What is expected: Reproduce all the entries exactly and keep the pictures out.

[Collected data entries]

-----

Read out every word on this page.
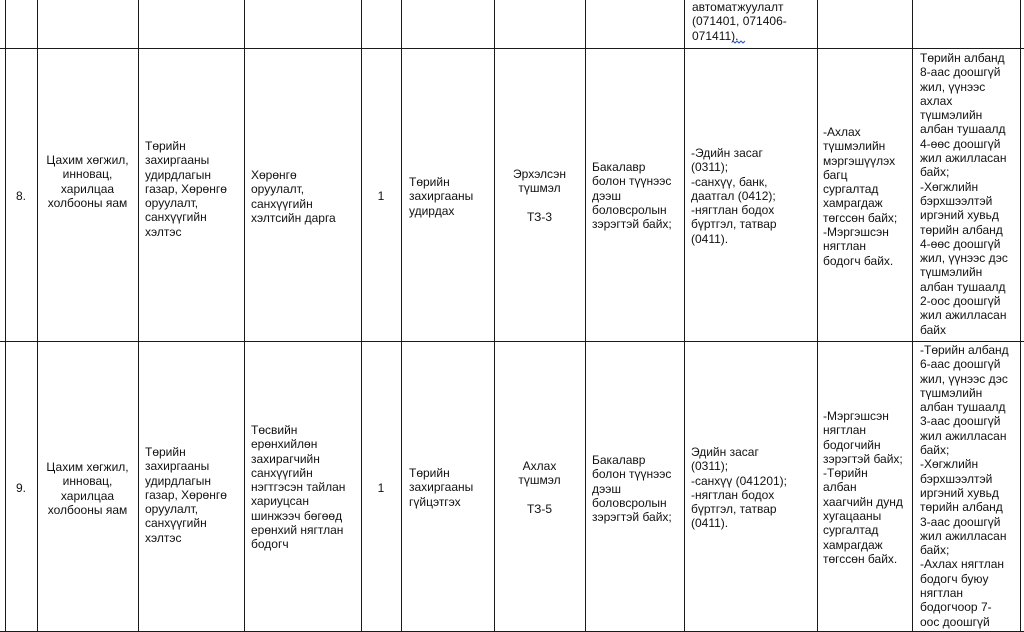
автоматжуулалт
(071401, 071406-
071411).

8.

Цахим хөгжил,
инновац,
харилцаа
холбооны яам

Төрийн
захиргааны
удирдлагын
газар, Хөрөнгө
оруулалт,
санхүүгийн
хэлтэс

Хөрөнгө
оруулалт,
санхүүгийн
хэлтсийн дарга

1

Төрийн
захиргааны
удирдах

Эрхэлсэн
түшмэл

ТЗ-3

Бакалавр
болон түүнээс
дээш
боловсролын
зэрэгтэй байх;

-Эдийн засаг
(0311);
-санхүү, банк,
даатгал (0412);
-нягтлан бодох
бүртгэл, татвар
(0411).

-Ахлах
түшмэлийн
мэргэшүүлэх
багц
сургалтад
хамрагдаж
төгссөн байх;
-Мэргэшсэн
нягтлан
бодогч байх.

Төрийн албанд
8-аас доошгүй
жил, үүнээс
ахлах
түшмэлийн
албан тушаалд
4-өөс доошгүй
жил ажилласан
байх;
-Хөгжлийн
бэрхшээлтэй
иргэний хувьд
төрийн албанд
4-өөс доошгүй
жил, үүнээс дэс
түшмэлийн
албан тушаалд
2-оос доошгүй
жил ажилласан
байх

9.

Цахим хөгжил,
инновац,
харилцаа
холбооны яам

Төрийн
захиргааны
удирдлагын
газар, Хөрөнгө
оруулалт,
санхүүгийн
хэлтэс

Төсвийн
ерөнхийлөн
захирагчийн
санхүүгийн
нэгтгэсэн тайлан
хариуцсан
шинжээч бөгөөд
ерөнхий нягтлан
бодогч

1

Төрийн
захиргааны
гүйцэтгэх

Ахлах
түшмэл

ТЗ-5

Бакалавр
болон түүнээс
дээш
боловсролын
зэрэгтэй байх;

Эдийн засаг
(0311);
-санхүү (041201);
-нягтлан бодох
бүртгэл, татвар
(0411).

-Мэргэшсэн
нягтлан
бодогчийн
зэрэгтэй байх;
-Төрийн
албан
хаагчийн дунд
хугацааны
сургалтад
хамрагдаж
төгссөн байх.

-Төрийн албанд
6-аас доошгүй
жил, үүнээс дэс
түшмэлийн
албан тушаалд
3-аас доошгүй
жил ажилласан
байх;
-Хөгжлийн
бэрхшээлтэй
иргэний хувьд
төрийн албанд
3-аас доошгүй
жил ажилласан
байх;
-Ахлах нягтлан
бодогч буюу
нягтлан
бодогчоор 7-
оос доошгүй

-----

Reply:
Read out every word on this page.
автоматжуулалт
(071401, 071406-
071411).

8.

Цахим хөгжил,
инновац,
харилцаа
холбооны яам

Төрийн
захиргааны
удирдлагын
газар, Хөрөнгө
оруулалт,
санхүүгийн
хэлтэс

Хөрөнгө
оруулалт,
санхүүгийн
хэлтсийн дарга

1

Төрийн
захиргааны
удирдах

Эрхэлсэн
түшмэл

ТЗ-3

Бакалавр
болон түүнээс
дээш
боловсролын
зэрэгтэй байх;

-Эдийн засаг
(0311);
-санхүү, банк,
даатгал (0412);
-нягтлан бодох
бүртгэл, татвар
(0411).

-Ахлах
түшмэлийн
мэргэшүүлэх
багц
сургалтад
хамрагдаж
төгссөн байх;
-Мэргэшсэн
нягтлан
бодогч байх.

Төрийн албанд
8-аас доошгүй
жил, үүнээс
ахлах
түшмэлийн
албан тушаалд
4-өөс доошгүй
жил ажилласан
байх;
-Хөгжлийн
бэрхшээлтэй
иргэний хувьд
төрийн албанд
4-өөс доошгүй
жил, үүнээс дэс
түшмэлийн
албан тушаалд
2-оос доошгүй
жил ажилласан
байх

9.

Цахим хөгжил,
инновац,
харилцаа
холбооны яам

Төрийн
захиргааны
удирдлагын
газар, Хөрөнгө
оруулалт,
санхүүгийн
хэлтэс

Төсвийн
ерөнхийлөн
захирагчийн
санхүүгийн
нэгтгэсэн тайлан
хариуцсан
шинжээч бөгөөд
ерөнхий нягтлан
бодогч

1

Төрийн
захиргааны
гүйцэтгэх

Ахлах
түшмэл

ТЗ-5

Бакалавр
болон түүнээс
дээш
боловсролын
зэрэгтэй байх;

Эдийн засаг
(0311);
-санхүү (041201);
-нягтлан бодох
бүртгэл, татвар
(0411).

-Мэргэшсэн
нягтлан
бодогчийн
зэрэгтэй байх;
-Төрийн
албан
хаагчийн дунд
хугацааны
сургалтад
хамрагдаж
төгссөн байх.

-Төрийн албанд
6-аас доошгүй
жил, үүнээс дэс
түшмэлийн
албан тушаалд
3-аас доошгүй
жил ажилласан
байх;
-Хөгжлийн
бэрхшээлтэй
иргэний хувьд
төрийн албанд
3-аас доошгүй
жил ажилласан
байх;
-Ахлах нягтлан
бодогч буюу
нягтлан
бодогчоор 7-
оос доошгүй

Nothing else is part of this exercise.